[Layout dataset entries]
>>>>>

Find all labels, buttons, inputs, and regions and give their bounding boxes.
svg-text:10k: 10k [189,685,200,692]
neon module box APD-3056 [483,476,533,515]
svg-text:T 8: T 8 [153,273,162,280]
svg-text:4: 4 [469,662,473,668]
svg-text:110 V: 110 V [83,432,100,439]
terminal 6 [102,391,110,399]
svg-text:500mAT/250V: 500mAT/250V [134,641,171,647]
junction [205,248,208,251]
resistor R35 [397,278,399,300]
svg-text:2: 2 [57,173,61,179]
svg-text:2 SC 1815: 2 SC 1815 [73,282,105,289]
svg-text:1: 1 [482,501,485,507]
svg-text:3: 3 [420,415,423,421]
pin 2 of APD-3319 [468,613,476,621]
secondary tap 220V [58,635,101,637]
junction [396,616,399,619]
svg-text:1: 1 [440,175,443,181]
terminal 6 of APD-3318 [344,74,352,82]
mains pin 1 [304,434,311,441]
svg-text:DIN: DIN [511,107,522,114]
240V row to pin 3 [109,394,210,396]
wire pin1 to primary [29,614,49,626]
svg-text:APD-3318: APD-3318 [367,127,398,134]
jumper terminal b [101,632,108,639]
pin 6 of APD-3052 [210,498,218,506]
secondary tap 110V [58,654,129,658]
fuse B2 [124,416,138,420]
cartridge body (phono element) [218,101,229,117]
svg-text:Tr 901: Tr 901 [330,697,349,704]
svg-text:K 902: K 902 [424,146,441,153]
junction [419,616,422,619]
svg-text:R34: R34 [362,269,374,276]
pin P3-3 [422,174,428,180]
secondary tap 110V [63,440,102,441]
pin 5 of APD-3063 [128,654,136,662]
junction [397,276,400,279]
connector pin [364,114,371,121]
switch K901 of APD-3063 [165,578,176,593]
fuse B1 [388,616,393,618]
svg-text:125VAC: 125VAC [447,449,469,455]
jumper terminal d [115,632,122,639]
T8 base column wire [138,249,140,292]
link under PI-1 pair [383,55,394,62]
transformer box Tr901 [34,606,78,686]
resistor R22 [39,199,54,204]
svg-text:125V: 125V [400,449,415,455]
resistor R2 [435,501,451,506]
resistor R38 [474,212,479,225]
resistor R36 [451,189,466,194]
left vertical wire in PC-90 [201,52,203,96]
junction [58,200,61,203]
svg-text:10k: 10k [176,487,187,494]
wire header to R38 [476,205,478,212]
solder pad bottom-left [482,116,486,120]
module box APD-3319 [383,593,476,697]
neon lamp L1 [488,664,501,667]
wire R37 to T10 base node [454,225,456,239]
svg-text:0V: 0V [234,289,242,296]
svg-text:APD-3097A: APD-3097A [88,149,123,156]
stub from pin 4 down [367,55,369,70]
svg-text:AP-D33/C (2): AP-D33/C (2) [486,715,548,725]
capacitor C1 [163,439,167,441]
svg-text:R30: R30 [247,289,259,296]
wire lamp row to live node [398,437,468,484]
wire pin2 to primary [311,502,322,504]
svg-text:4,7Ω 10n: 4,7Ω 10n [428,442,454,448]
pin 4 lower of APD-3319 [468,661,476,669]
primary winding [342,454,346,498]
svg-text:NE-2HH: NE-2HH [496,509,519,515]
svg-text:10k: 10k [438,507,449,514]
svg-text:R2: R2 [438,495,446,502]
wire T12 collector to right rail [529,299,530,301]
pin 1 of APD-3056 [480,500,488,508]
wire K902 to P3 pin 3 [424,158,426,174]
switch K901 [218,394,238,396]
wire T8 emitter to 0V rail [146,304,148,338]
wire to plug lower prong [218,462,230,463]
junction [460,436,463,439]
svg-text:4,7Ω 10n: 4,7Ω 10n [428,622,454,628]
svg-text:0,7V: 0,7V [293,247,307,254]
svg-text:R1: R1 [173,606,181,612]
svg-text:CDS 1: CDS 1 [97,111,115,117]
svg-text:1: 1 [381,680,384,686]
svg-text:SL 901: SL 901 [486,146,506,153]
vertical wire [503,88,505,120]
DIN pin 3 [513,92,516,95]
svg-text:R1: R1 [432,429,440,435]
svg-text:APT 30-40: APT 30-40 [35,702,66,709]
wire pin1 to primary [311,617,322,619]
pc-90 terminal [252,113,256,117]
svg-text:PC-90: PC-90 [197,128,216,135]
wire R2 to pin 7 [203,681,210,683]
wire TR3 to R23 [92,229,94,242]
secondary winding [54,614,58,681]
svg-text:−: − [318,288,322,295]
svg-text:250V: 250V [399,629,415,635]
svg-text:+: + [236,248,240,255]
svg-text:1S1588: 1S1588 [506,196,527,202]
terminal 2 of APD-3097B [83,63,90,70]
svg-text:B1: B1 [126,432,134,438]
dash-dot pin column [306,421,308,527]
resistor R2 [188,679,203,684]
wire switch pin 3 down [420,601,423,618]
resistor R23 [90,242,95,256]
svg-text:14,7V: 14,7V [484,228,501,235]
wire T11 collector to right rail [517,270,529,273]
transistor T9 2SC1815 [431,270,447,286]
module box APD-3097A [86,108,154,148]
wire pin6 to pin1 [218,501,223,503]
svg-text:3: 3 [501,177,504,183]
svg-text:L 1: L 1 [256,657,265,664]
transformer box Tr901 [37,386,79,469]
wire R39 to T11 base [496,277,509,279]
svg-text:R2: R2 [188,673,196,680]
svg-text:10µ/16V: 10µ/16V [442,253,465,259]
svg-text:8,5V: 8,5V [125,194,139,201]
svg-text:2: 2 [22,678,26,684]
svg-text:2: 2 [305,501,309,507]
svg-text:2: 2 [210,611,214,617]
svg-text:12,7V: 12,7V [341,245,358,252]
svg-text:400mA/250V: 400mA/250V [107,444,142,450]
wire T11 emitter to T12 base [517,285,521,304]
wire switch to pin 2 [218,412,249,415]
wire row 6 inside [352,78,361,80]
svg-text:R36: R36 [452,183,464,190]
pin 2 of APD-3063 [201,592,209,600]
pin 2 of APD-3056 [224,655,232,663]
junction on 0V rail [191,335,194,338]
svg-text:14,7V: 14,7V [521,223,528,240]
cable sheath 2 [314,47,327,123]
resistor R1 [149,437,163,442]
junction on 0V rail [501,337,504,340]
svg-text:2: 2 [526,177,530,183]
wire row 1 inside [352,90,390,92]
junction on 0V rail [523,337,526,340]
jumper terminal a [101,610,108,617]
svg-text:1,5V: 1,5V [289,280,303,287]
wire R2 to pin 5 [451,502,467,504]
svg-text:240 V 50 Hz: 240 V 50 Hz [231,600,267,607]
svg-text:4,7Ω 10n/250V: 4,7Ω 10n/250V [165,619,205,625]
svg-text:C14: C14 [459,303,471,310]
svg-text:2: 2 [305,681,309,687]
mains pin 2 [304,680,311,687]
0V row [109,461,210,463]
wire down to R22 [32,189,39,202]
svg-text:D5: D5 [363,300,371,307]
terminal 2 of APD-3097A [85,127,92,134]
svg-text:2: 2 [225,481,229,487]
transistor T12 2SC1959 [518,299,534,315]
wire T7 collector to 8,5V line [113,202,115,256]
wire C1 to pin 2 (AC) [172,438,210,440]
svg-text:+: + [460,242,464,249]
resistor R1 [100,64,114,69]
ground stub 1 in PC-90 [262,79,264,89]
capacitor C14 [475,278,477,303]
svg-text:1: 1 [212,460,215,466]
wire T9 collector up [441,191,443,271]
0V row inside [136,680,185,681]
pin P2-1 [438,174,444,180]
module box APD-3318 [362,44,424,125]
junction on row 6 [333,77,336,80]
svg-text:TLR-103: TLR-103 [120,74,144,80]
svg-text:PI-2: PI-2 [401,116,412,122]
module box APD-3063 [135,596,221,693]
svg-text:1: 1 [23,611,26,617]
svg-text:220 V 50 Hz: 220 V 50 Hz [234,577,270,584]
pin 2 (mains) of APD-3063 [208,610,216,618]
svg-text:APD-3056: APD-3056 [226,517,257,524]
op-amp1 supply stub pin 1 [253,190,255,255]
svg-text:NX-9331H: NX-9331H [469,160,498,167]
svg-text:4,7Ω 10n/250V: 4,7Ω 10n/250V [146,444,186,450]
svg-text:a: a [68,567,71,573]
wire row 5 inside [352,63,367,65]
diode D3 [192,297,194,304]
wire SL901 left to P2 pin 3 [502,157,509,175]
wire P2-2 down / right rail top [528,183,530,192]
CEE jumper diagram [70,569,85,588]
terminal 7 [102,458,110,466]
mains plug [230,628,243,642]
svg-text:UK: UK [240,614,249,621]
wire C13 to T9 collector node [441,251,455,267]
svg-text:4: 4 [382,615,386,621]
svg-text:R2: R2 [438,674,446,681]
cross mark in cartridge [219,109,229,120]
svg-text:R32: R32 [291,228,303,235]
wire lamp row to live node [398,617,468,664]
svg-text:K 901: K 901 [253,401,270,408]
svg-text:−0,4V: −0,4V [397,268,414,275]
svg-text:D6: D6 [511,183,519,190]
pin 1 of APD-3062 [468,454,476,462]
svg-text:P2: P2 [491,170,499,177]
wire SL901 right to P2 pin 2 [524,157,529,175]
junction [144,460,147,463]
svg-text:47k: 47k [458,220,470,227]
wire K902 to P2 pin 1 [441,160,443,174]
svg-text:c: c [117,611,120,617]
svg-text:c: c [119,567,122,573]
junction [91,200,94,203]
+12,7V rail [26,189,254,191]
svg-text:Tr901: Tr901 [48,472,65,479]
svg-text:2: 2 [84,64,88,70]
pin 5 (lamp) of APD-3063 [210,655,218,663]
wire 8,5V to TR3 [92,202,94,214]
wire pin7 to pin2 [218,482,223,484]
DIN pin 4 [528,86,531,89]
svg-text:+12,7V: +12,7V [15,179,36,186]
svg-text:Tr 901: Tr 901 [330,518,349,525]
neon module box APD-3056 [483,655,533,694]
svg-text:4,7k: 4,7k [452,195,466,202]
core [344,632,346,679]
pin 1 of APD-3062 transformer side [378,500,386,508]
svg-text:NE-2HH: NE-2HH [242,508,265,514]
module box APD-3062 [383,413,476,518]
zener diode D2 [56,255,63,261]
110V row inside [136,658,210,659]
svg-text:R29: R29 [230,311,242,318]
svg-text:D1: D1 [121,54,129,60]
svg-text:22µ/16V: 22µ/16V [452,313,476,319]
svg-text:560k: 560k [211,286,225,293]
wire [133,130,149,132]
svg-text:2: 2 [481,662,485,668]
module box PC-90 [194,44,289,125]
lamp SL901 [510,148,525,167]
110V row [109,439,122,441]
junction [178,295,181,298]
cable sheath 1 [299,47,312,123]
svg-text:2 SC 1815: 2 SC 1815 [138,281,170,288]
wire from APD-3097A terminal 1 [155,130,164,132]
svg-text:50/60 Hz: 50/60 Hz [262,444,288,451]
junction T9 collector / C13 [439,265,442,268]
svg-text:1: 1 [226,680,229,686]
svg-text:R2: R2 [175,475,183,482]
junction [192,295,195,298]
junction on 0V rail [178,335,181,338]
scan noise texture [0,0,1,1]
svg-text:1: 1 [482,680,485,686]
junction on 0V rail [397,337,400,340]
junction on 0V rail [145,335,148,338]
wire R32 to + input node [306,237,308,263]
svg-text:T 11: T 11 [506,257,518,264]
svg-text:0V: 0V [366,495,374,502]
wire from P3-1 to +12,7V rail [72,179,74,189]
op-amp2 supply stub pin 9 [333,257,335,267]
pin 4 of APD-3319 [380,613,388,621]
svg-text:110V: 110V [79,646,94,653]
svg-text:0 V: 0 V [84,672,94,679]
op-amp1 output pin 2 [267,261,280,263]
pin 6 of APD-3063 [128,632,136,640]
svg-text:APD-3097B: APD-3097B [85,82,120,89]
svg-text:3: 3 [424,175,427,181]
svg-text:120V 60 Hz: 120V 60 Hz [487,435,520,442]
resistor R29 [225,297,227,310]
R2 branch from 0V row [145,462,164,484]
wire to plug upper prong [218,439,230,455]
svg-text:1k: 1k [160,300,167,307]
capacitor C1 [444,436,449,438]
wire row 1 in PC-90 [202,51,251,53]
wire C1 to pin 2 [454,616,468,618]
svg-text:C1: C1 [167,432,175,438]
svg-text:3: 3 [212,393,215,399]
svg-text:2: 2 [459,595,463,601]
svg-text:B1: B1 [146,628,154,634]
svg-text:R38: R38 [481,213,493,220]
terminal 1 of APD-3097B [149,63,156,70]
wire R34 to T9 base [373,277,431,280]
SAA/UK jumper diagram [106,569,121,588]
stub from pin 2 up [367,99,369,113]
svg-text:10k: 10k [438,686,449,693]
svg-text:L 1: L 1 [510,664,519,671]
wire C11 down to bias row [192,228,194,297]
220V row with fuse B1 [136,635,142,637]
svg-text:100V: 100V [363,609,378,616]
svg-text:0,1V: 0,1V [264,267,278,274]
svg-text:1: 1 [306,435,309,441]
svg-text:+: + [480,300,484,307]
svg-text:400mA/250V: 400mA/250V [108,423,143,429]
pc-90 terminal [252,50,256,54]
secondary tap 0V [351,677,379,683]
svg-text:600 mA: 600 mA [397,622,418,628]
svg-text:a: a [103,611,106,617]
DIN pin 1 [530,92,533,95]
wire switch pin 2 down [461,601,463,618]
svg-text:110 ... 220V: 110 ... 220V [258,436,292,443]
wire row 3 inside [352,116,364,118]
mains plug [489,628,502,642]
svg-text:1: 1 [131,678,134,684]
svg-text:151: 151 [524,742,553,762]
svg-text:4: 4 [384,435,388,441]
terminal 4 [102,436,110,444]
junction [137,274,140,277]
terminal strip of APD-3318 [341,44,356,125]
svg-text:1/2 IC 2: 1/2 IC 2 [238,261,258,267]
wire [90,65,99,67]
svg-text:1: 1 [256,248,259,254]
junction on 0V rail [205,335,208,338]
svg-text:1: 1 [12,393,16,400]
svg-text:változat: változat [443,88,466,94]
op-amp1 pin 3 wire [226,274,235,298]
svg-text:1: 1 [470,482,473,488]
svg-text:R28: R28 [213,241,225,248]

<<<<<

**Your task**
Rewrite the part of the records running from the start through the line containing "240V row to pin 3 [109,394,210,396]", swapping "junction" for "node" and leaving everything else as is. Give only those lines.

**Result for this task**
Find all labels, buttons, inputs, and regions and give their bounding boxes.
svg-text:10k: 10k [189,685,200,692]
neon module box APD-3056 [483,476,533,515]
svg-text:T 8: T 8 [153,273,162,280]
svg-text:4: 4 [469,662,473,668]
svg-text:110 V: 110 V [83,432,100,439]
terminal 6 [102,391,110,399]
svg-text:500mAT/250V: 500mAT/250V [134,641,171,647]
node [205,248,208,251]
resistor R35 [397,278,399,300]
svg-text:2: 2 [57,173,61,179]
svg-text:2 SC 1815: 2 SC 1815 [73,282,105,289]
svg-text:1: 1 [482,501,485,507]
svg-text:3: 3 [420,415,423,421]
pin 2 of APD-3319 [468,613,476,621]
secondary tap 220V [58,635,101,637]
node [396,616,399,619]
svg-text:1: 1 [440,175,443,181]
terminal 6 of APD-3318 [344,74,352,82]
mains pin 1 [304,434,311,441]
svg-text:DIN: DIN [511,107,522,114]
240V row to pin 3 [109,394,210,396]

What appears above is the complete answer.